What you are asked to do: Locate each line below that includes "content" and reproduce it.

____________________

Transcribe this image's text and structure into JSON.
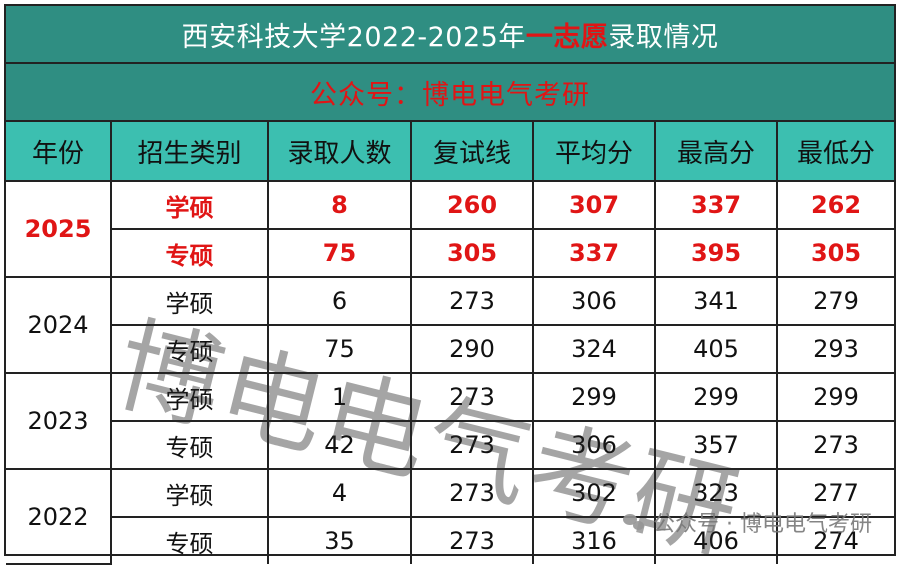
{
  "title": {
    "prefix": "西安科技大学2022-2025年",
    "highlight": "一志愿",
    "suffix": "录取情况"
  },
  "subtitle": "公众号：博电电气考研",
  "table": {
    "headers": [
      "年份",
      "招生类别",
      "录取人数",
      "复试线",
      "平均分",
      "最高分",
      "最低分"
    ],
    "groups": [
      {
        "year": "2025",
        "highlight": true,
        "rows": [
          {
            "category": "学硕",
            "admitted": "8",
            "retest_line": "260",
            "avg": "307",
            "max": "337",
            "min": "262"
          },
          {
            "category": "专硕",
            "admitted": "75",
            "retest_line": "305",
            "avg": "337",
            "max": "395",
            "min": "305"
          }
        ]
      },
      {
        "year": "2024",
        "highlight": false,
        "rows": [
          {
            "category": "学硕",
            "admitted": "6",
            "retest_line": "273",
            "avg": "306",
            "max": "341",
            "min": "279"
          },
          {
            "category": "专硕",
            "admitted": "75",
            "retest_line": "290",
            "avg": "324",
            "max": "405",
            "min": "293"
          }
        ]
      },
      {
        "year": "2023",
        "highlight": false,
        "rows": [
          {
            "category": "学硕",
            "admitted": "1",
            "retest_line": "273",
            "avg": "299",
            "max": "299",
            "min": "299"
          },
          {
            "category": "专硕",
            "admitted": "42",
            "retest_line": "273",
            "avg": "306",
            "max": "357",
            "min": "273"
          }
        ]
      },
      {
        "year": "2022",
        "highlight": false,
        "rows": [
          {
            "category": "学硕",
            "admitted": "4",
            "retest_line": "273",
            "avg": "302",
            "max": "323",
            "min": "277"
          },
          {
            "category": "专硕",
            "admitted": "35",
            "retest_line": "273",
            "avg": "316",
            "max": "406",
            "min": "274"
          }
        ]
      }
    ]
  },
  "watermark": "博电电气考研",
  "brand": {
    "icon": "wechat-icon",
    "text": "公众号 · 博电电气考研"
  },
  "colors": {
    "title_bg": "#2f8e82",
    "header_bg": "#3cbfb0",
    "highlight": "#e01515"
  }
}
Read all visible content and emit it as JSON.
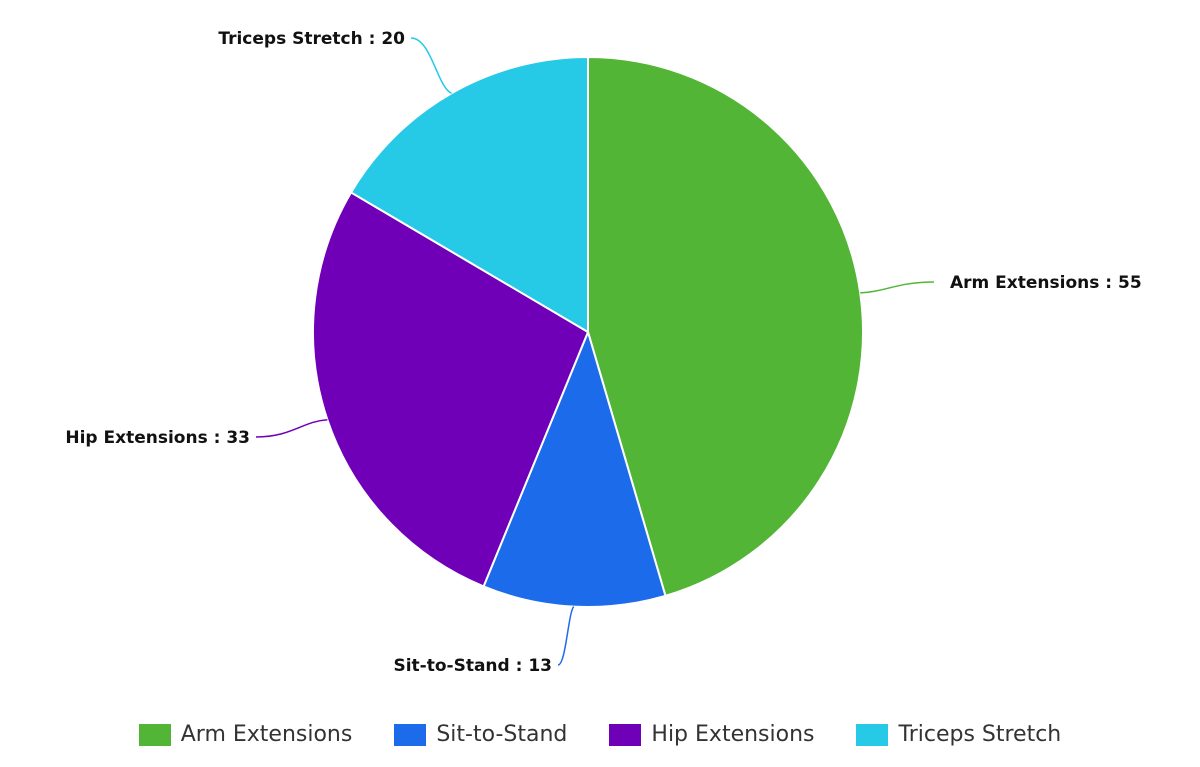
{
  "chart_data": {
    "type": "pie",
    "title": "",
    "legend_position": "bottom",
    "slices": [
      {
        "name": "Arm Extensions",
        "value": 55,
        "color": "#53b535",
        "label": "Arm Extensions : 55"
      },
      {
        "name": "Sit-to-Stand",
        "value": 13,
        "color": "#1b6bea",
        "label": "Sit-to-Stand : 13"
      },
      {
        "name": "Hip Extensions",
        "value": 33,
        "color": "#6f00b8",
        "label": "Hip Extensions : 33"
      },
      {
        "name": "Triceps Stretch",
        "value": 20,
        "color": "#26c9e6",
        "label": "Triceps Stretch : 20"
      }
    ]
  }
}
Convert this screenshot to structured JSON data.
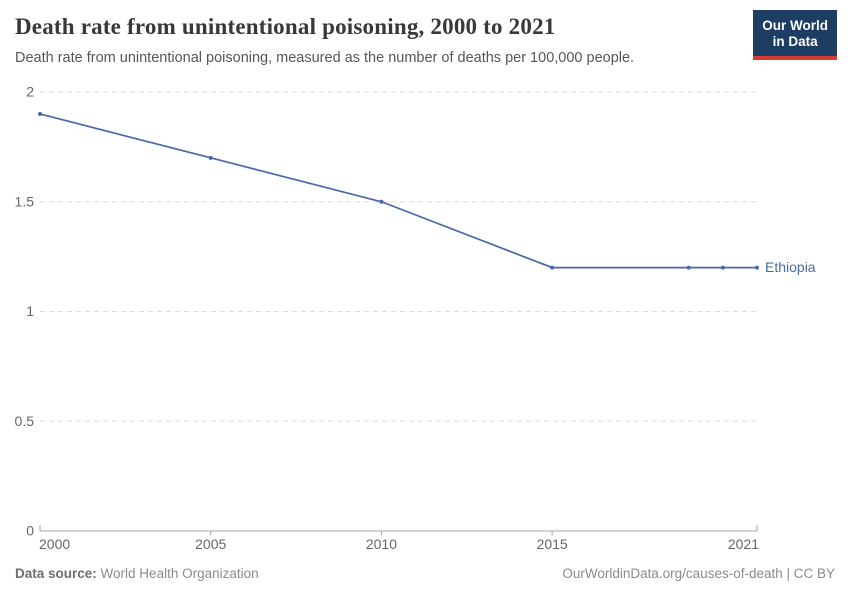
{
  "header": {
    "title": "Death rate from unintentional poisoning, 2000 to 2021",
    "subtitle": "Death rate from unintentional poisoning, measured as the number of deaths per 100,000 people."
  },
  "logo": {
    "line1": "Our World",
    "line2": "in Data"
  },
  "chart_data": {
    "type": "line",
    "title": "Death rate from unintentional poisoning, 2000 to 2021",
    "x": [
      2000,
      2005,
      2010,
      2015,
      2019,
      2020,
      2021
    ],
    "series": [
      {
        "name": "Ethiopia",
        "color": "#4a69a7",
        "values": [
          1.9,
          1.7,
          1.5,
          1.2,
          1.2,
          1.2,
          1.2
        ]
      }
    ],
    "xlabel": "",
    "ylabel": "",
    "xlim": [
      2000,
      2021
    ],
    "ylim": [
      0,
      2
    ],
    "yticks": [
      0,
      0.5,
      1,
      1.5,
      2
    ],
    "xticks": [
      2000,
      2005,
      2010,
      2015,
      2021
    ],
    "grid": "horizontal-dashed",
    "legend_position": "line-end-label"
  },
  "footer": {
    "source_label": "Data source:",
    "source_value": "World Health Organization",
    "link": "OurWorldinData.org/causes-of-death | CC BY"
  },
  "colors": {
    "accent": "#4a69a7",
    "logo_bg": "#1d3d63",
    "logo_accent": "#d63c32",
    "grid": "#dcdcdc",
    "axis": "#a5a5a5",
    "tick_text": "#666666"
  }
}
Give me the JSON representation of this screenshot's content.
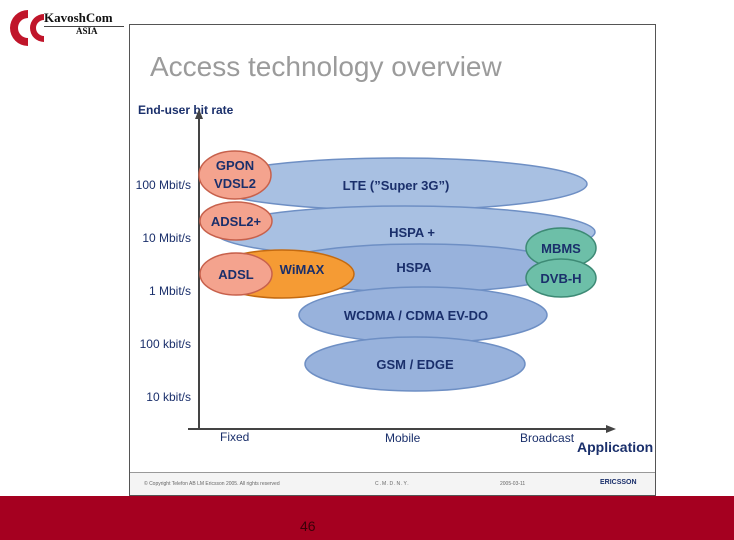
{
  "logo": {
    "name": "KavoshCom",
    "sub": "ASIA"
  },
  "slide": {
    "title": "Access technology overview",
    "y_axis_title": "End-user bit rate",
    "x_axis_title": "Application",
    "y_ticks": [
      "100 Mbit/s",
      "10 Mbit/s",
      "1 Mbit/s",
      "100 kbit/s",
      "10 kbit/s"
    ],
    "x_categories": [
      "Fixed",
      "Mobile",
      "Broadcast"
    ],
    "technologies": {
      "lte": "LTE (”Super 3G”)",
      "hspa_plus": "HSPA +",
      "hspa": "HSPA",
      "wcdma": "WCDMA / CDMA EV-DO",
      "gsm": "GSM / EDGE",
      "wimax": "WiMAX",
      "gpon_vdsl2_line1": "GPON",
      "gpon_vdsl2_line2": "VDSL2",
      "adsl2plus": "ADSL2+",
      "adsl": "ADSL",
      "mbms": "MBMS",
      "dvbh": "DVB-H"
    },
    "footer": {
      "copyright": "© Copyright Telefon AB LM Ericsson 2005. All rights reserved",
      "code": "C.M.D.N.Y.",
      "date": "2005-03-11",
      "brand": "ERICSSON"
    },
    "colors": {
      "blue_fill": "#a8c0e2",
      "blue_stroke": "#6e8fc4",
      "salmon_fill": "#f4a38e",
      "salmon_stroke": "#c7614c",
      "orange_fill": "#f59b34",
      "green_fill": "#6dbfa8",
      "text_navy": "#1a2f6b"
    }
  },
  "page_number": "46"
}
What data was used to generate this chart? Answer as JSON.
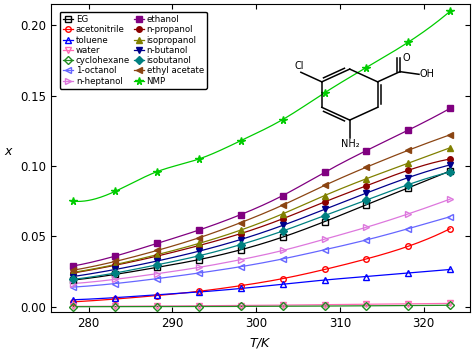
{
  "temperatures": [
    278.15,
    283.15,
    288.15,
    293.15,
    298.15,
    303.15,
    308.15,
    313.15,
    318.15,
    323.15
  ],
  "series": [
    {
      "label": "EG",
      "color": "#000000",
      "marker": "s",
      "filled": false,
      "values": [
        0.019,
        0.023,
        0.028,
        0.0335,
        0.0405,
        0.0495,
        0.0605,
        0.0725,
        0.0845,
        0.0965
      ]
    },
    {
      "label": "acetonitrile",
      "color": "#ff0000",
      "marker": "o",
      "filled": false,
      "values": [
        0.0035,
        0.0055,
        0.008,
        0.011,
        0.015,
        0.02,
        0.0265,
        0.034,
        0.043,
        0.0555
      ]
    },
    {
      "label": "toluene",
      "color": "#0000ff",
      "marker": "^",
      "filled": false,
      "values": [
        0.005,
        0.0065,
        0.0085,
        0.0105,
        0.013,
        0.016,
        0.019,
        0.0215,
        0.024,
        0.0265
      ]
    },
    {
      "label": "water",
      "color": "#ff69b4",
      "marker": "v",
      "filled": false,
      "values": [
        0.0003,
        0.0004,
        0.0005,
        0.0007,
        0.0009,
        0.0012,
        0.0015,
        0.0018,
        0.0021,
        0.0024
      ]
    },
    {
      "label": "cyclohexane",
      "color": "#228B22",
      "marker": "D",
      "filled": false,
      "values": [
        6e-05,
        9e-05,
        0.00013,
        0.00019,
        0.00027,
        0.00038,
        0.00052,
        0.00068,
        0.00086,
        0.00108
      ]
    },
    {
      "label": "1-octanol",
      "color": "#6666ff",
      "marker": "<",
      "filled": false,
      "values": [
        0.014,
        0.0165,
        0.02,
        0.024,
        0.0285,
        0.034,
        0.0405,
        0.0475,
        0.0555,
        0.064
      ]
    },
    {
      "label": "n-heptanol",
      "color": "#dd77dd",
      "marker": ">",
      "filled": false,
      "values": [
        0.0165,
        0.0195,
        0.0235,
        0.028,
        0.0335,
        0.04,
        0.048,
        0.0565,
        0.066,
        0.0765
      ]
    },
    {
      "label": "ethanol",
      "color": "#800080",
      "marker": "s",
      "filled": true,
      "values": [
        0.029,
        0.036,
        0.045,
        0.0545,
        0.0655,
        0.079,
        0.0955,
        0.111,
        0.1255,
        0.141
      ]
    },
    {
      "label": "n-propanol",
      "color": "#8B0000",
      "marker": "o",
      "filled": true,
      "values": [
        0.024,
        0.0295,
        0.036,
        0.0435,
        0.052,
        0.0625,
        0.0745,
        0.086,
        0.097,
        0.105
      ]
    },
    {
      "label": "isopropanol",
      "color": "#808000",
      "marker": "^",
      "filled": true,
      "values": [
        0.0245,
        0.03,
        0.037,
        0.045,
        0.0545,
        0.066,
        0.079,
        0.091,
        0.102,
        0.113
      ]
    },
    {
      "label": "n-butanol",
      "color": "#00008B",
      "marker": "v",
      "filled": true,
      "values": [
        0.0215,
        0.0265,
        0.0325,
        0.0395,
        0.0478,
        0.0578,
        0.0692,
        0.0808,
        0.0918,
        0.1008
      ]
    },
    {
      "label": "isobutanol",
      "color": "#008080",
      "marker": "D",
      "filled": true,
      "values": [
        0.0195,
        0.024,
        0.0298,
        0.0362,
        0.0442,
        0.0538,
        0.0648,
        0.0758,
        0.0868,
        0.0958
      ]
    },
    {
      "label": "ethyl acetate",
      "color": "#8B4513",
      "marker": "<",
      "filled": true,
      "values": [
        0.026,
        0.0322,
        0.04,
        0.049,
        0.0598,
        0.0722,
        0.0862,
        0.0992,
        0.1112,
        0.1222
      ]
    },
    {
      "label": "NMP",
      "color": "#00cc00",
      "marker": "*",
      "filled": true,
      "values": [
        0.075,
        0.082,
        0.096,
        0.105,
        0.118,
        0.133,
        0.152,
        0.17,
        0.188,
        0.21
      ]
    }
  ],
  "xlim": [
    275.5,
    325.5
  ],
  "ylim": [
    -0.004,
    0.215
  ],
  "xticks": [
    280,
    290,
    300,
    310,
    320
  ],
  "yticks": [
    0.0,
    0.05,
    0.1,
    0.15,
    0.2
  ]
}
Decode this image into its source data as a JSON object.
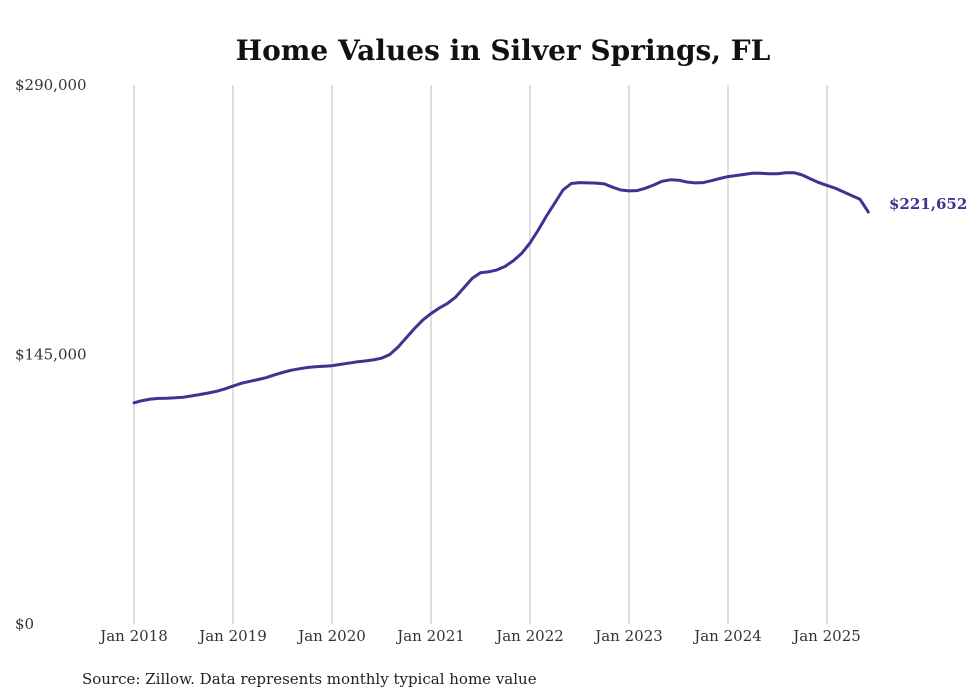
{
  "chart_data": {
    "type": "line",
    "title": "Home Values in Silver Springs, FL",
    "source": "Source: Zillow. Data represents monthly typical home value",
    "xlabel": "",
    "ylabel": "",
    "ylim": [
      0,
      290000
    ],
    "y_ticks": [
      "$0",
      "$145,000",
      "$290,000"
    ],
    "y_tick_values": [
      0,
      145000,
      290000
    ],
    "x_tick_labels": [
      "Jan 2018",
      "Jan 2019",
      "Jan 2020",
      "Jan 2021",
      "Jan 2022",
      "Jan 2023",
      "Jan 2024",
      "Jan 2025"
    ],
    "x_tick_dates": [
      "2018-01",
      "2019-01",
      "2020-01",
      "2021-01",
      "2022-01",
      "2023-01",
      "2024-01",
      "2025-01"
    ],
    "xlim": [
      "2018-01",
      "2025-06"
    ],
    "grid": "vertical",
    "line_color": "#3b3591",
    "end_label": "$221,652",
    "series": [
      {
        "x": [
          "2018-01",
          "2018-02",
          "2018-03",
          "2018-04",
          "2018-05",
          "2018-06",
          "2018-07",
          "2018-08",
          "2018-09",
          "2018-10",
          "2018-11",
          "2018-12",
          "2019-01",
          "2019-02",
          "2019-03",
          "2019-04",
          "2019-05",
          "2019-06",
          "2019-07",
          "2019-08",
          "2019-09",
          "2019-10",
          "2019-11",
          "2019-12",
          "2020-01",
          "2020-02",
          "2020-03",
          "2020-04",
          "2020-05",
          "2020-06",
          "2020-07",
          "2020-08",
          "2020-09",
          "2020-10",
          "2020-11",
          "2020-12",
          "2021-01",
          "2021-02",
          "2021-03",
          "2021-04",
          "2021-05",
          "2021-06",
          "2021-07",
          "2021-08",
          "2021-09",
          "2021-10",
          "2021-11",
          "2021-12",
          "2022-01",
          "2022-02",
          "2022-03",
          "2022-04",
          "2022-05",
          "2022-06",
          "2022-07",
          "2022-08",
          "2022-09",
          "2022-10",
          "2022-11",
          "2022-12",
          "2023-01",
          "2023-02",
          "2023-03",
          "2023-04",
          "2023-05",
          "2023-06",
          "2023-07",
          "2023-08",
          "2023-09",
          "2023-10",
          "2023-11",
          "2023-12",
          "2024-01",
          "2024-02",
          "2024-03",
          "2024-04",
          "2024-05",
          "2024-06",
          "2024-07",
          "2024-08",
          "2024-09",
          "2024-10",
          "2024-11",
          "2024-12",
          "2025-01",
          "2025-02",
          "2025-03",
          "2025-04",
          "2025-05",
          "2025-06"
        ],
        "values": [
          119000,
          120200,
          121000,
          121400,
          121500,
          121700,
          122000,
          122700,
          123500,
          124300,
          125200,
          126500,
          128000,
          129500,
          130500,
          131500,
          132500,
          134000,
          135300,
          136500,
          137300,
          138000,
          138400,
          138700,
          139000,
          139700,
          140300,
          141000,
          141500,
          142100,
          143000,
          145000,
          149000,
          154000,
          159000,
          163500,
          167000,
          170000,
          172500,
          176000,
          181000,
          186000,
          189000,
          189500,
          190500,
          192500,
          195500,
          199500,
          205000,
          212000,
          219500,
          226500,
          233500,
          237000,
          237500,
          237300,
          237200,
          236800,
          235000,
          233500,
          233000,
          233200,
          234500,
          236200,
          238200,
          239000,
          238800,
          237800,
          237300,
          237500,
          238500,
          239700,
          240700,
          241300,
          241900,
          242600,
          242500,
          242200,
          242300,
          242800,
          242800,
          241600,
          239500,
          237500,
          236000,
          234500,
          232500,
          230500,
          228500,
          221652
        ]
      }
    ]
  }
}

____________________

Exercise answer:
Read all visible content and emit it as JSON.
Give me the JSON representation of this screenshot's content.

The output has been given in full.